**EXTRACTED INFORMATION:**
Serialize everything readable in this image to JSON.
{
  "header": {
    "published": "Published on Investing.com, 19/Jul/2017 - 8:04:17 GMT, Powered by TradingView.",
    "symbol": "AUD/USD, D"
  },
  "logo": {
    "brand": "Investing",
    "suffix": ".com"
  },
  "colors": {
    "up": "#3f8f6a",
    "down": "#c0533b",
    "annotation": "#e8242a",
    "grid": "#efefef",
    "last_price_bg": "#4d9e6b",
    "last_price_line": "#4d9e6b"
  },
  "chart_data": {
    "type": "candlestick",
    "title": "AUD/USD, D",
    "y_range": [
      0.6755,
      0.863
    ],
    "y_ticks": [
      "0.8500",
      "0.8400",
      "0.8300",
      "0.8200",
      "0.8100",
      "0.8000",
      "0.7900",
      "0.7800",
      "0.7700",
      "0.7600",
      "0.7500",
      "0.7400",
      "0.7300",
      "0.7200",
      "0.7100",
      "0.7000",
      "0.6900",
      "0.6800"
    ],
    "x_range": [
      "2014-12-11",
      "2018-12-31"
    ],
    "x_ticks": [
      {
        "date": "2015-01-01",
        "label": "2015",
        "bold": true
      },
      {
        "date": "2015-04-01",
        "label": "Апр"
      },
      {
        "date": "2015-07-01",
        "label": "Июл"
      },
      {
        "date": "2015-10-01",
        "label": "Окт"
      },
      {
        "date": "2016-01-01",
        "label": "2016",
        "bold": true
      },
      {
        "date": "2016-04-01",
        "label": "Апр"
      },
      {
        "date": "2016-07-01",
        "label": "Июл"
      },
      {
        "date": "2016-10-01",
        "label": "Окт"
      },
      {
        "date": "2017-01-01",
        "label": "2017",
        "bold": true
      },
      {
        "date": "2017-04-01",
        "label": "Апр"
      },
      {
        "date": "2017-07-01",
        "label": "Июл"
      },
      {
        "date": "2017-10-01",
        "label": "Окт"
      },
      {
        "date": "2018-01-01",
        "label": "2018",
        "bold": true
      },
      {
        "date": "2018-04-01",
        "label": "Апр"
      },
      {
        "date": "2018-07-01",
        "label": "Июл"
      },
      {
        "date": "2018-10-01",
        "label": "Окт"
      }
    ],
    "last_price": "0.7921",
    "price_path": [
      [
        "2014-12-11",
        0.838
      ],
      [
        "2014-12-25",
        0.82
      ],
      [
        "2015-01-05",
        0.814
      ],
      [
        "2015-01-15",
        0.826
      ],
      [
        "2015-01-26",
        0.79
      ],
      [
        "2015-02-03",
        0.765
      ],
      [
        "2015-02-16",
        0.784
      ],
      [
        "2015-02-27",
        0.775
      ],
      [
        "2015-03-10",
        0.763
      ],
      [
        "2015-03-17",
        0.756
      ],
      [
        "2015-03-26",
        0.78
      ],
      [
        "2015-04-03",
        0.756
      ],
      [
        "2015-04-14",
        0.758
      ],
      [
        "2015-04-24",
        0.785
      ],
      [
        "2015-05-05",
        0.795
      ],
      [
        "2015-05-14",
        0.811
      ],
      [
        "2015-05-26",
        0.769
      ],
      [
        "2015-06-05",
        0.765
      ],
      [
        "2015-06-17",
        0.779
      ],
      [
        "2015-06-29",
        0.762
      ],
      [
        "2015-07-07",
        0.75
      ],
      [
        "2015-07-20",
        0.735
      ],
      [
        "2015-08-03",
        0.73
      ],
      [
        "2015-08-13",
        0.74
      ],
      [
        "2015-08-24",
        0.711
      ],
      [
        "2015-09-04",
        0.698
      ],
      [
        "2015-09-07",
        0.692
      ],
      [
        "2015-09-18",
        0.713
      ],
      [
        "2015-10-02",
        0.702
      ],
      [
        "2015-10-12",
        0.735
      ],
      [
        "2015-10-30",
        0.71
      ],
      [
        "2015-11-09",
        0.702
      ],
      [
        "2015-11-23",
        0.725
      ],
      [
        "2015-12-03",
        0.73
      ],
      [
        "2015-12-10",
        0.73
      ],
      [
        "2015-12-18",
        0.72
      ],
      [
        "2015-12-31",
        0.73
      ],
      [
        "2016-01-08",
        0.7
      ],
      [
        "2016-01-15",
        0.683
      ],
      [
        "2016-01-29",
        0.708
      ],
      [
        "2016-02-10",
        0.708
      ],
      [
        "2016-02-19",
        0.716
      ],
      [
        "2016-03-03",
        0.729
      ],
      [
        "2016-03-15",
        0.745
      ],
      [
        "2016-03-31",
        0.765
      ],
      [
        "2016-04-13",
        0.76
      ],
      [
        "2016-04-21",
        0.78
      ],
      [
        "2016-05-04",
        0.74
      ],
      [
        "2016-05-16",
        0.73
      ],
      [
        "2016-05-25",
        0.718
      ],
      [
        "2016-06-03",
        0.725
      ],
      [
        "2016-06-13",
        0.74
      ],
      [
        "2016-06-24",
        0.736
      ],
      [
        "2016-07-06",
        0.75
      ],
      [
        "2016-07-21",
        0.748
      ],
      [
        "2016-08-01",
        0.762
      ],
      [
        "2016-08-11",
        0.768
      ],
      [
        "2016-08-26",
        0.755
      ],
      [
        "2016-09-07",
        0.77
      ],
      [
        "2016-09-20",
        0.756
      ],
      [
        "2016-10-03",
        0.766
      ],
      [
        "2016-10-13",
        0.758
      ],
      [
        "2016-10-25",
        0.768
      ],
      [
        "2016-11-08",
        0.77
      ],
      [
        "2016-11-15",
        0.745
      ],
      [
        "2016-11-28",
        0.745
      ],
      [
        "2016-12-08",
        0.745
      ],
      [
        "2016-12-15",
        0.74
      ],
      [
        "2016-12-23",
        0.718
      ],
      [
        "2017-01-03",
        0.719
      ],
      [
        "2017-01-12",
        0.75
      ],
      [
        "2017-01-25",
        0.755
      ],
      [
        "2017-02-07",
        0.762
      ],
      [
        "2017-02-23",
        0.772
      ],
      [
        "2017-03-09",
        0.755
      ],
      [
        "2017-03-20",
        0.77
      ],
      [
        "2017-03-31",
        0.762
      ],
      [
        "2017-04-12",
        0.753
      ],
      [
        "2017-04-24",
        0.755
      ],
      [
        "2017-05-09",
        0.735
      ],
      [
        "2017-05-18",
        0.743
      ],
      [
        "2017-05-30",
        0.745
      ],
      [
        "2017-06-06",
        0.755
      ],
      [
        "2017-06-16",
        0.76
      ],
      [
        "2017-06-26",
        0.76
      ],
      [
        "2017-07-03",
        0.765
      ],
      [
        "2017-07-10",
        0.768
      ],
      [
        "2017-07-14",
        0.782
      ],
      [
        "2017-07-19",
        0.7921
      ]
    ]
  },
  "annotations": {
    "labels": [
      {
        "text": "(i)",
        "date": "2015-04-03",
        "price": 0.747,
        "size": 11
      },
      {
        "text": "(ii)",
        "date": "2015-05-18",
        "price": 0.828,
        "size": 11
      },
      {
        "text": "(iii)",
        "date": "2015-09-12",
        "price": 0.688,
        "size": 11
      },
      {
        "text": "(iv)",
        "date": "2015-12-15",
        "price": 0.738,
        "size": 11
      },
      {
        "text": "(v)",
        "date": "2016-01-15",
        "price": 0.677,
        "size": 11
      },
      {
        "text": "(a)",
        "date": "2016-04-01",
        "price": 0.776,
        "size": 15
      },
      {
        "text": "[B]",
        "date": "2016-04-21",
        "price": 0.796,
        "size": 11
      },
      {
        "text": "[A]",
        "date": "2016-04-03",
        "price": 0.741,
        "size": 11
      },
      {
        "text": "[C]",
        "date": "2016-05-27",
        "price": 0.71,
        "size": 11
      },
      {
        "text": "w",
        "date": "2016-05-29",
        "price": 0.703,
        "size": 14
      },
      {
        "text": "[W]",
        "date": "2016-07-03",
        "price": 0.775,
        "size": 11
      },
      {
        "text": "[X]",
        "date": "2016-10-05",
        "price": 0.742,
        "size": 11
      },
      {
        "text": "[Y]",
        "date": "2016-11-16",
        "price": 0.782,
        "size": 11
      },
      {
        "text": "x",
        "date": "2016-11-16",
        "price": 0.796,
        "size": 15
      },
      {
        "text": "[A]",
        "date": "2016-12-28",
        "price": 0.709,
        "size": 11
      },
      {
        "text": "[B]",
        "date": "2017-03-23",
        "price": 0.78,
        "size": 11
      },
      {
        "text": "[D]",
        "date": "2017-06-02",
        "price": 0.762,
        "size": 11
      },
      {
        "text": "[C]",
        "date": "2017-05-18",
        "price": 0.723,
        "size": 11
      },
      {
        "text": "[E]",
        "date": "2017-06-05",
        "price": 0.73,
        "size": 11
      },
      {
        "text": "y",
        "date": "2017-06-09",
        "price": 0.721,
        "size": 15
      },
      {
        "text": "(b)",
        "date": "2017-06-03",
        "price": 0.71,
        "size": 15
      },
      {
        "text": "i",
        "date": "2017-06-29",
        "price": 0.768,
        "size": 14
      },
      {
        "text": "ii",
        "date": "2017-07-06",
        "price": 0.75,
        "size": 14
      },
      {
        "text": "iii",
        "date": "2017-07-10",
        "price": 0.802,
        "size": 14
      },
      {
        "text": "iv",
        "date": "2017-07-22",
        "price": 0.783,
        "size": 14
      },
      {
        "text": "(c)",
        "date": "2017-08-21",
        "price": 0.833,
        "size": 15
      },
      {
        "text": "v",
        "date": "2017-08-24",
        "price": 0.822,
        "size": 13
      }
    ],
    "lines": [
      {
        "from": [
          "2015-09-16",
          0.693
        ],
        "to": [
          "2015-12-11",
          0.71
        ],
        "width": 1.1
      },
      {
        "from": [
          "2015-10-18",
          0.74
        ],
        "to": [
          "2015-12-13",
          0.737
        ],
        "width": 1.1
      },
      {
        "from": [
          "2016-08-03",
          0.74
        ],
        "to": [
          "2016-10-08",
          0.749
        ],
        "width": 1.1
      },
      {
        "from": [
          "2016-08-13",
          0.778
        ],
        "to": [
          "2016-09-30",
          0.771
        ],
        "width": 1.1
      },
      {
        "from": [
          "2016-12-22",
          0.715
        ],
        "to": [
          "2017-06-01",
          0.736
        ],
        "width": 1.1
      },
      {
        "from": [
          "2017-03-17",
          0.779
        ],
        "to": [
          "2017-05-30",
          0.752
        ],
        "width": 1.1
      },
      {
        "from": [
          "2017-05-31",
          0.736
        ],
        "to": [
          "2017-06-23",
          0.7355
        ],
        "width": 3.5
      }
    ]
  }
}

**DIRECTIVE:** In the lines above, find each one with "Investing" and list it.

**TASK ANSWER:**
    "published": "Published on Investing.com, 19/Jul/2017 - 8:04:17 GMT, Powered by TradingView.",
    "brand": "Investing",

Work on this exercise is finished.